## The task
List each line of the data that holds the word "Cluster".

* * * * *

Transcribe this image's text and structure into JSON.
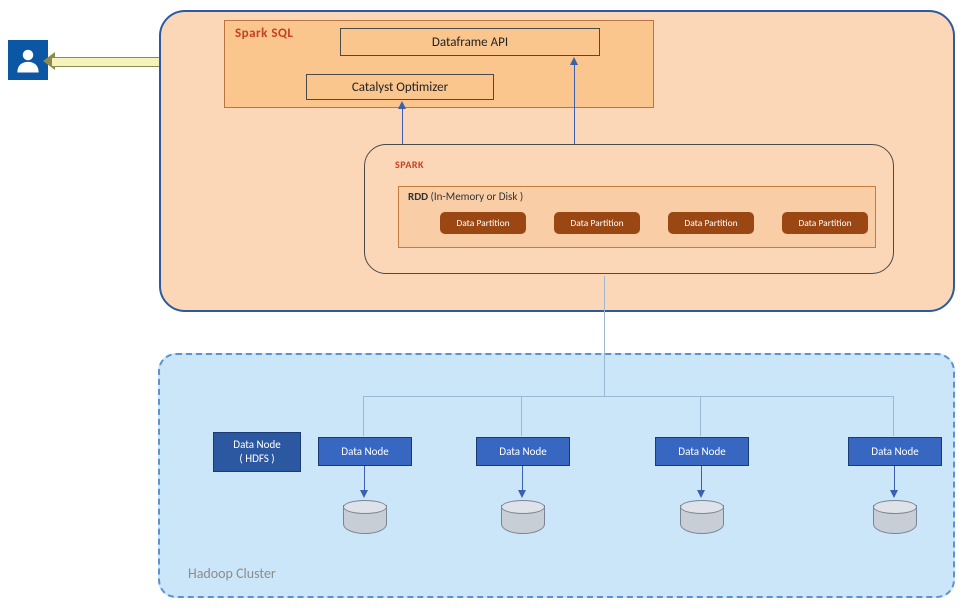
{
  "spark": {
    "sql_section_title": "Spark SQL",
    "dataframe_api_label": "Dataframe API",
    "catalyst_label": "Catalyst Optimizer",
    "inner_title": "SPARK",
    "rdd_label_strong": "RDD",
    "rdd_label_rest": " (In-Memory or Disk )",
    "partitions": [
      "Data Partition",
      "Data Partition",
      "Data Partition",
      "Data Partition"
    ]
  },
  "hadoop": {
    "title": "Hadoop Cluster",
    "name_tag": "Data Node\n( HDFS )",
    "data_nodes": [
      "Data Node",
      "Data Node",
      "Data Node",
      "Data Node"
    ]
  },
  "chart_data": {
    "type": "diagram",
    "title": "Spark SQL over Spark RDD over Hadoop HDFS",
    "actors": [
      "User"
    ],
    "components": [
      {
        "name": "Spark SQL",
        "children": [
          "Dataframe API",
          "Catalyst Optimizer"
        ]
      },
      {
        "name": "SPARK",
        "children": [
          {
            "name": "RDD (In-Memory or Disk)",
            "children": [
              "Data Partition",
              "Data Partition",
              "Data Partition",
              "Data Partition"
            ]
          }
        ]
      },
      {
        "name": "Hadoop Cluster",
        "children": [
          {
            "name": "Data Node (HDFS)",
            "kind": "label"
          },
          {
            "name": "Data Node",
            "storage": "disk"
          },
          {
            "name": "Data Node",
            "storage": "disk"
          },
          {
            "name": "Data Node",
            "storage": "disk"
          },
          {
            "name": "Data Node",
            "storage": "disk"
          }
        ]
      }
    ],
    "edges": [
      {
        "from": "User",
        "to": "Spark SQL",
        "style": "bidirectional"
      },
      {
        "from": "Catalyst Optimizer",
        "to": "RDD",
        "style": "bidirectional vertical"
      },
      {
        "from": "Dataframe API",
        "to": "RDD",
        "style": "bidirectional vertical"
      },
      {
        "from": "SPARK",
        "to": "Hadoop Cluster",
        "style": "vertical"
      },
      {
        "from": "Hadoop Cluster",
        "to": "each Data Node",
        "style": "tree fan-out"
      },
      {
        "from": "Data Node",
        "to": "disk",
        "style": "vertical",
        "count": 4
      }
    ]
  }
}
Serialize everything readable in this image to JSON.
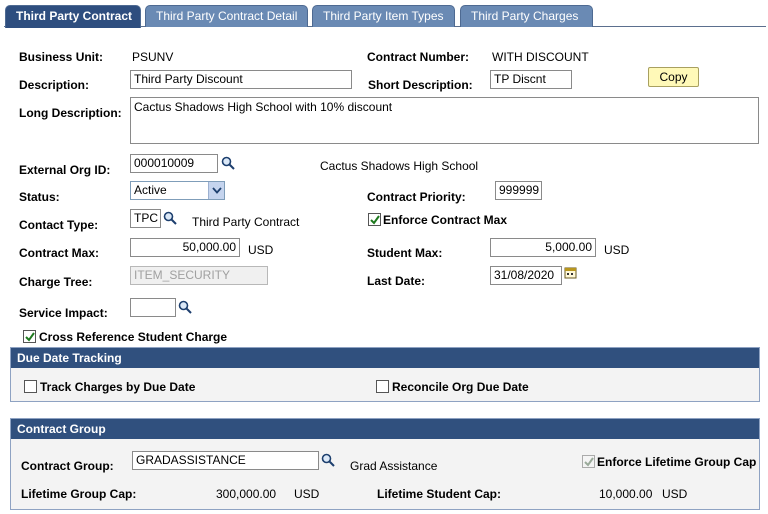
{
  "tabs": [
    {
      "label": "Third Party Contract"
    },
    {
      "label": "Third Party Contract Detail"
    },
    {
      "label": "Third Party Item Types"
    },
    {
      "label": "Third Party Charges"
    }
  ],
  "form": {
    "business_unit_label": "Business Unit:",
    "business_unit_value": "PSUNV",
    "contract_number_label": "Contract Number:",
    "contract_number_value": "WITH DISCOUNT",
    "description_label": "Description:",
    "description_value": "Third Party Discount",
    "short_description_label": "Short Description:",
    "short_description_value": "TP Discnt",
    "copy_button": "Copy",
    "long_description_label": "Long Description:",
    "long_description_value": "Cactus Shadows High School with 10% discount",
    "external_org_label": "External Org ID:",
    "external_org_value": "000010009",
    "external_org_name": "Cactus Shadows High School",
    "status_label": "Status:",
    "status_value": "Active",
    "contract_priority_label": "Contract Priority:",
    "contract_priority_value": "999999",
    "contact_type_label": "Contact Type:",
    "contact_type_value": "TPC",
    "contact_type_desc": "Third Party Contract",
    "enforce_contract_max_label": "Enforce Contract Max",
    "enforce_contract_max_checked": true,
    "contract_max_label": "Contract Max:",
    "contract_max_value": "50,000.00",
    "contract_max_currency": "USD",
    "student_max_label": "Student Max:",
    "student_max_value": "5,000.00",
    "student_max_currency": "USD",
    "charge_tree_label": "Charge Tree:",
    "charge_tree_value": "ITEM_SECURITY",
    "last_date_label": "Last Date:",
    "last_date_value": "31/08/2020",
    "service_impact_label": "Service Impact:",
    "service_impact_value": "",
    "cross_ref_label": "Cross Reference Student Charge",
    "cross_ref_checked": true
  },
  "due_date_tracking": {
    "title": "Due Date Tracking",
    "track_charges_label": "Track Charges by Due Date",
    "track_charges_checked": false,
    "reconcile_label": "Reconcile Org Due Date",
    "reconcile_checked": false
  },
  "contract_group": {
    "title": "Contract Group",
    "group_label": "Contract Group:",
    "group_value": "GRADASSISTANCE",
    "group_desc": "Grad Assistance",
    "enforce_cap_label": "Enforce Lifetime Group Cap",
    "enforce_cap_checked": true,
    "lifetime_group_cap_label": "Lifetime Group Cap:",
    "lifetime_group_cap_value": "300,000.00",
    "lifetime_group_cap_currency": "USD",
    "lifetime_student_cap_label": "Lifetime Student Cap:",
    "lifetime_student_cap_value": "10,000.00",
    "lifetime_student_cap_currency": "USD"
  },
  "colors": {
    "tab_active": "#2e4e7f",
    "tab_inactive": "#6a8ab4",
    "group_header": "#30507e",
    "button_bg": "#fff9b8"
  },
  "icons": {
    "lookup": "magnifier-icon",
    "calendar": "calendar-icon",
    "dropdown": "chevron-down-icon",
    "check": "checkmark-icon"
  }
}
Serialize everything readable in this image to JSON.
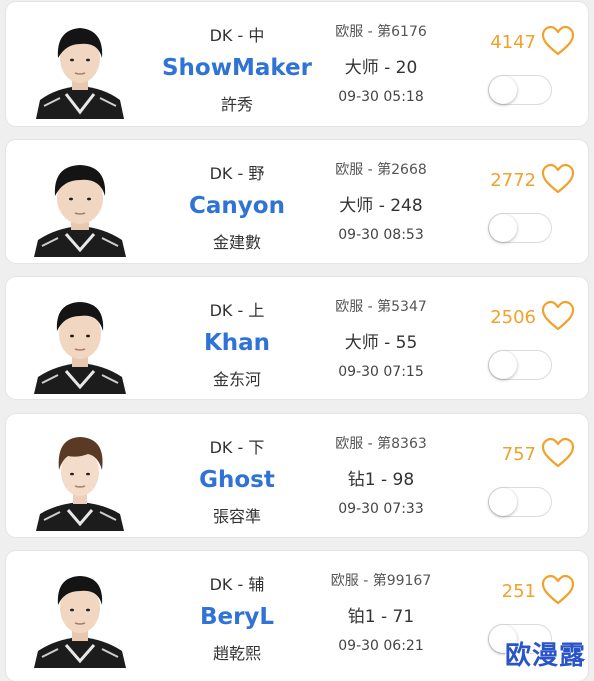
{
  "colors": {
    "name_blue": "#2f73d6",
    "likes_orange": "#f0a22a",
    "card_bg": "#ffffff",
    "page_bg": "#efefef"
  },
  "players": [
    {
      "team_role": "DK - 中",
      "name": "ShowMaker",
      "real_name": "許秀",
      "server": "欧服 - 第6176",
      "rank": "大师 - 20",
      "time": "09-30 05:18",
      "likes": "4147",
      "icon": "heart-outline-icon",
      "toggle_on": false
    },
    {
      "team_role": "DK - 野",
      "name": "Canyon",
      "real_name": "金建數",
      "server": "欧服 - 第2668",
      "rank": "大师 - 248",
      "time": "09-30 08:53",
      "likes": "2772",
      "icon": "heart-outline-icon",
      "toggle_on": false
    },
    {
      "team_role": "DK - 上",
      "name": "Khan",
      "real_name": "金东河",
      "server": "欧服 - 第5347",
      "rank": "大师 - 55",
      "time": "09-30 07:15",
      "likes": "2506",
      "icon": "heart-outline-icon",
      "toggle_on": false
    },
    {
      "team_role": "DK - 下",
      "name": "Ghost",
      "real_name": "張容準",
      "server": "欧服 - 第8363",
      "rank": "钻1 - 98",
      "time": "09-30 07:33",
      "likes": "757",
      "icon": "heart-outline-icon",
      "toggle_on": false
    },
    {
      "team_role": "DK - 辅",
      "name": "BeryL",
      "real_name": "趙乾熙",
      "server": "欧服 - 第99167",
      "rank": "铂1 - 71",
      "time": "09-30 06:21",
      "likes": "251",
      "icon": "heart-outline-icon",
      "toggle_on": false
    }
  ],
  "watermark": "欧漫露"
}
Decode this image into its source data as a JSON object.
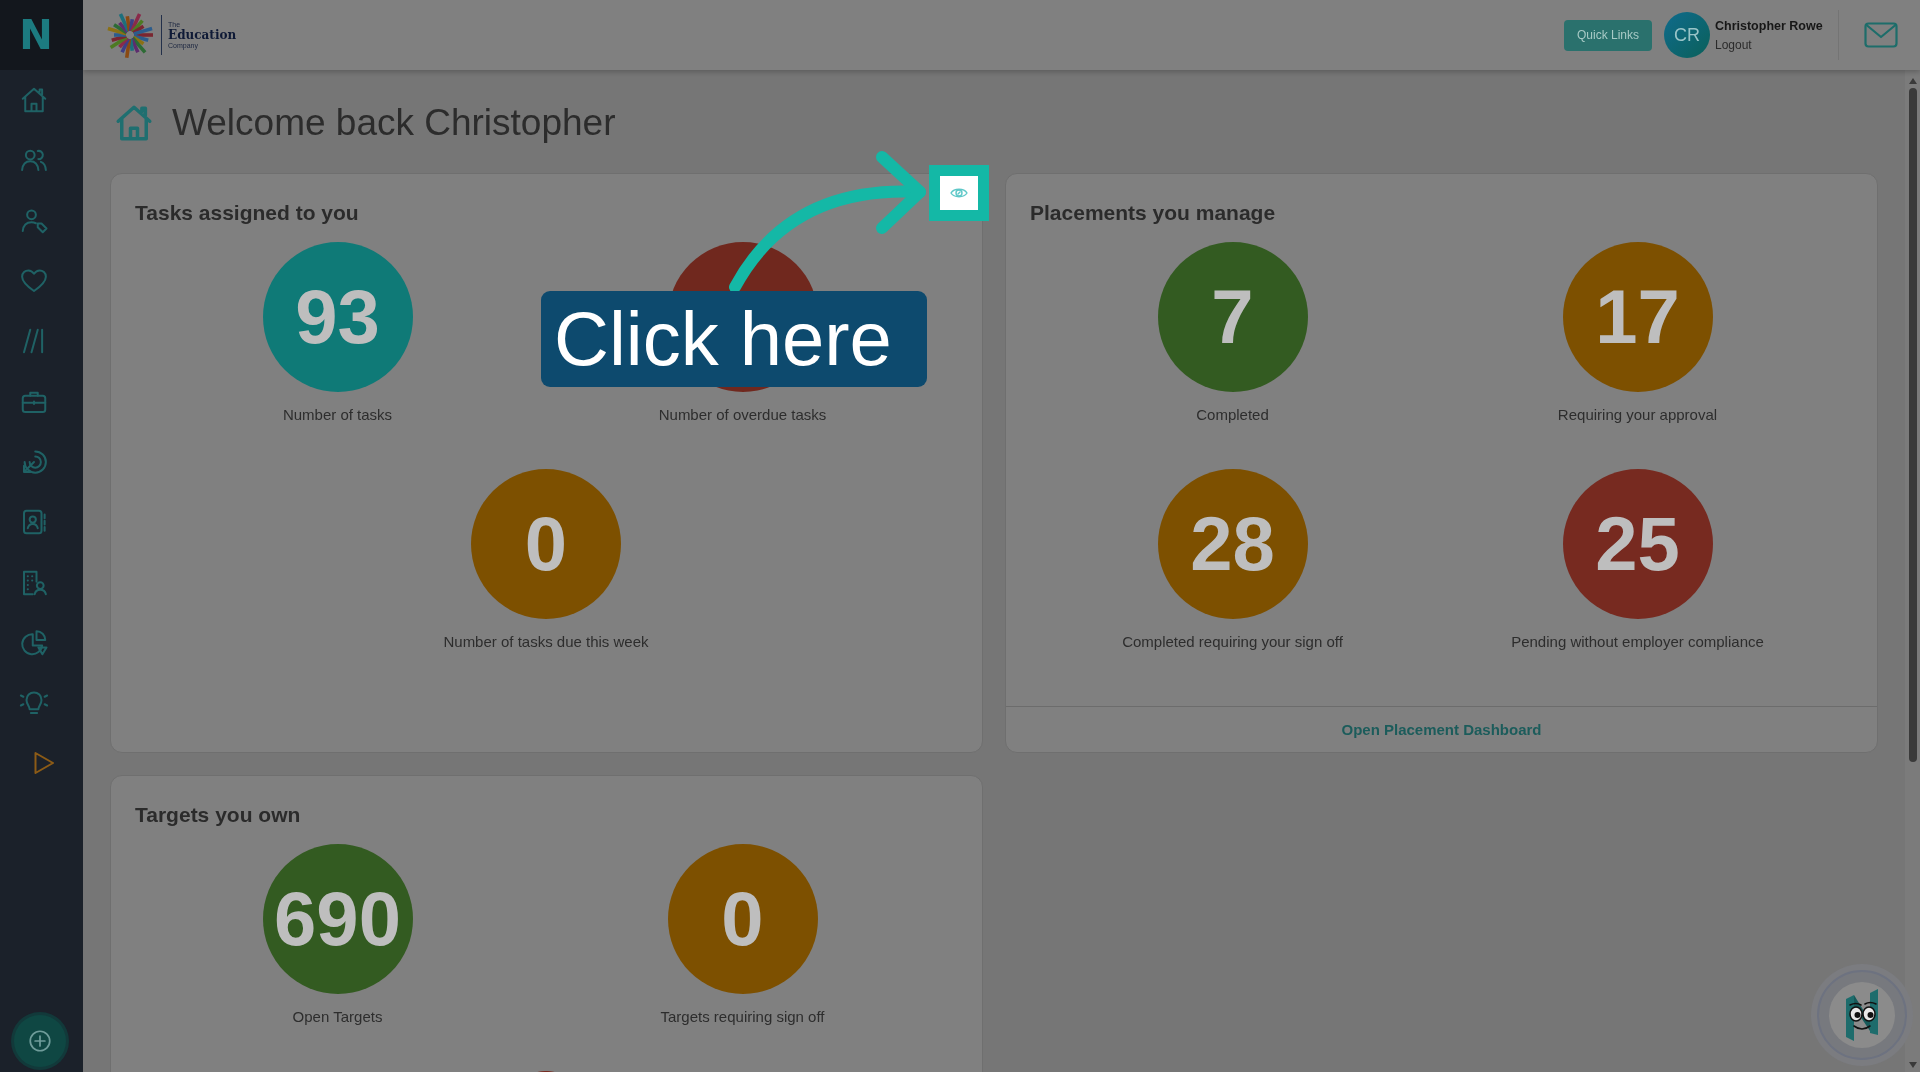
{
  "sidebar": {
    "logo": "N"
  },
  "header": {
    "brand": {
      "prefix": "The",
      "name": "Education",
      "suffix": "Company"
    },
    "quick_links": "Quick Links",
    "user": {
      "initials": "CR",
      "name": "Christopher Rowe",
      "logout": "Logout"
    }
  },
  "page": {
    "title": "Welcome back Christopher"
  },
  "cards": [
    {
      "title": "Tasks assigned to you",
      "stats": [
        {
          "value": "93",
          "label": "Number of tasks",
          "color": "#0f7a77"
        },
        {
          "label": "Number of overdue tasks",
          "color": "#70281e"
        },
        {
          "value": "0",
          "label": "Number of tasks due this week",
          "color": "#7d5000"
        }
      ]
    },
    {
      "title": "Placements you manage",
      "stats": [
        {
          "value": "7",
          "label": "Completed",
          "color": "#335b21"
        },
        {
          "value": "17",
          "label": "Requiring your approval",
          "color": "#7d5000"
        },
        {
          "value": "28",
          "label": "Completed requiring your sign off",
          "color": "#7d5000"
        },
        {
          "value": "25",
          "label": "Pending without employer compliance",
          "color": "#772a20"
        }
      ],
      "footer_link": "Open Placement Dashboard"
    },
    {
      "title": "Targets you own",
      "stats": [
        {
          "value": "690",
          "label": "Open Targets",
          "color": "#335b21"
        },
        {
          "value": "0",
          "label": "Targets requiring sign off",
          "color": "#7d5000"
        },
        {
          "color": "#772a20"
        }
      ]
    }
  ],
  "tour": {
    "callout": "Click here"
  }
}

* * * * *

## Solution to this task
    "title": "Hadoop Cluster",
        "name": "Hadoop Cluster",
        "to": "Hadoop Cluster",
        "from": "Hadoop Cluster",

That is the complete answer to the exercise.